[Extracted records]
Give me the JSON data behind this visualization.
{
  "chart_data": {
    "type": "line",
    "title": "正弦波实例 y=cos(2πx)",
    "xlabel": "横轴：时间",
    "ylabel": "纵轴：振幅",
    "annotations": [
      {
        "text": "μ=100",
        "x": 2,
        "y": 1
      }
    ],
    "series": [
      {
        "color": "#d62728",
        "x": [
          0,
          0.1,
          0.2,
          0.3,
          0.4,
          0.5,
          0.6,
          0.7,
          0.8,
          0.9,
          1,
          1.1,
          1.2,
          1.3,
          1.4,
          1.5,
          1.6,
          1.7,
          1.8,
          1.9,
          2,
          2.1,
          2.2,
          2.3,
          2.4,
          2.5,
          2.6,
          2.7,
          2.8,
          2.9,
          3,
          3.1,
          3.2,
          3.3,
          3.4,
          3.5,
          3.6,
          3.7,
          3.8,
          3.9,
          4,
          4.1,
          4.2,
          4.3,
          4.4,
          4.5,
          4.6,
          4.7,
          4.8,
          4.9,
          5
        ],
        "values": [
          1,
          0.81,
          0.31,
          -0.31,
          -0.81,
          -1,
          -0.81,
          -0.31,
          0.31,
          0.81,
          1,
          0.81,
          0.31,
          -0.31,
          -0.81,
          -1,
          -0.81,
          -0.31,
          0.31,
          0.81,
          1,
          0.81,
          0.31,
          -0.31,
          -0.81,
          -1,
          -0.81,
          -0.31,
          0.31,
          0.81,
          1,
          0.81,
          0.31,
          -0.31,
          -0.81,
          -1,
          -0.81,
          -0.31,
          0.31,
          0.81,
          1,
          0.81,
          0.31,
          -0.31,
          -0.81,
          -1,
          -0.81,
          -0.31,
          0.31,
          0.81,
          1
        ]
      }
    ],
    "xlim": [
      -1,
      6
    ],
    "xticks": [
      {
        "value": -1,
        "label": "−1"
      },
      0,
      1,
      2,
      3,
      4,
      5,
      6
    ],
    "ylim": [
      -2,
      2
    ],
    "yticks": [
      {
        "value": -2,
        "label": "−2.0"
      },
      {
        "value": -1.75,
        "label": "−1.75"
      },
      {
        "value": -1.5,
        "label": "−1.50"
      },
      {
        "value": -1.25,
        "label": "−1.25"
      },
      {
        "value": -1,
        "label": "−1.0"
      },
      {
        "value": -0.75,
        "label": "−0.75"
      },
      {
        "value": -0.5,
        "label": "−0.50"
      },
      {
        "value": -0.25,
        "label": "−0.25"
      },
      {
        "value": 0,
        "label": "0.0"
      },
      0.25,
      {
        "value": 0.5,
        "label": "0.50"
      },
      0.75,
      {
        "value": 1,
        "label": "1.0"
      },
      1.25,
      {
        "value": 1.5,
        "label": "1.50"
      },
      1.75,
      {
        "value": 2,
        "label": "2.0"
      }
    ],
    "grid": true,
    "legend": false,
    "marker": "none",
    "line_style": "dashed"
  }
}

Stated exercise
Repeat all the entries word for word.

Reply to the exercise
Give me the JSON data behind this visualization.
{
  "chart_data": {
    "type": "line",
    "title": "正弦波实例 y=cos(2πx)",
    "xlabel": "横轴：时间",
    "ylabel": "纵轴：振幅",
    "annotations": [
      {
        "text": "μ=100",
        "x": 2,
        "y": 1
      }
    ],
    "series": [
      {
        "color": "#d62728",
        "x": [
          0,
          0.1,
          0.2,
          0.3,
          0.4,
          0.5,
          0.6,
          0.7,
          0.8,
          0.9,
          1,
          1.1,
          1.2,
          1.3,
          1.4,
          1.5,
          1.6,
          1.7,
          1.8,
          1.9,
          2,
          2.1,
          2.2,
          2.3,
          2.4,
          2.5,
          2.6,
          2.7,
          2.8,
          2.9,
          3,
          3.1,
          3.2,
          3.3,
          3.4,
          3.5,
          3.6,
          3.7,
          3.8,
          3.9,
          4,
          4.1,
          4.2,
          4.3,
          4.4,
          4.5,
          4.6,
          4.7,
          4.8,
          4.9,
          5
        ],
        "values": [
          1,
          0.81,
          0.31,
          -0.31,
          -0.81,
          -1,
          -0.81,
          -0.31,
          0.31,
          0.81,
          1,
          0.81,
          0.31,
          -0.31,
          -0.81,
          -1,
          -0.81,
          -0.31,
          0.31,
          0.81,
          1,
          0.81,
          0.31,
          -0.31,
          -0.81,
          -1,
          -0.81,
          -0.31,
          0.31,
          0.81,
          1,
          0.81,
          0.31,
          -0.31,
          -0.81,
          -1,
          -0.81,
          -0.31,
          0.31,
          0.81,
          1,
          0.81,
          0.31,
          -0.31,
          -0.81,
          -1,
          -0.81,
          -0.31,
          0.31,
          0.81,
          1
        ]
      }
    ],
    "xlim": [
      -1,
      6
    ],
    "xticks": [
      {
        "value": -1,
        "label": "−1"
      },
      0,
      1,
      2,
      3,
      4,
      5,
      6
    ],
    "ylim": [
      -2,
      2
    ],
    "yticks": [
      {
        "value": -2,
        "label": "−2.0"
      },
      {
        "value": -1.75,
        "label": "−1.75"
      },
      {
        "value": -1.5,
        "label": "−1.50"
      },
      {
        "value": -1.25,
        "label": "−1.25"
      },
      {
        "value": -1,
        "label": "−1.0"
      },
      {
        "value": -0.75,
        "label": "−0.75"
      },
      {
        "value": -0.5,
        "label": "−0.50"
      },
      {
        "value": -0.25,
        "label": "−0.25"
      },
      {
        "value": 0,
        "label": "0.0"
      },
      0.25,
      {
        "value": 0.5,
        "label": "0.50"
      },
      0.75,
      {
        "value": 1,
        "label": "1.0"
      },
      1.25,
      {
        "value": 1.5,
        "label": "1.50"
      },
      1.75,
      {
        "value": 2,
        "label": "2.0"
      }
    ],
    "grid": true,
    "legend": false,
    "marker": "none",
    "line_style": "dashed"
  }
}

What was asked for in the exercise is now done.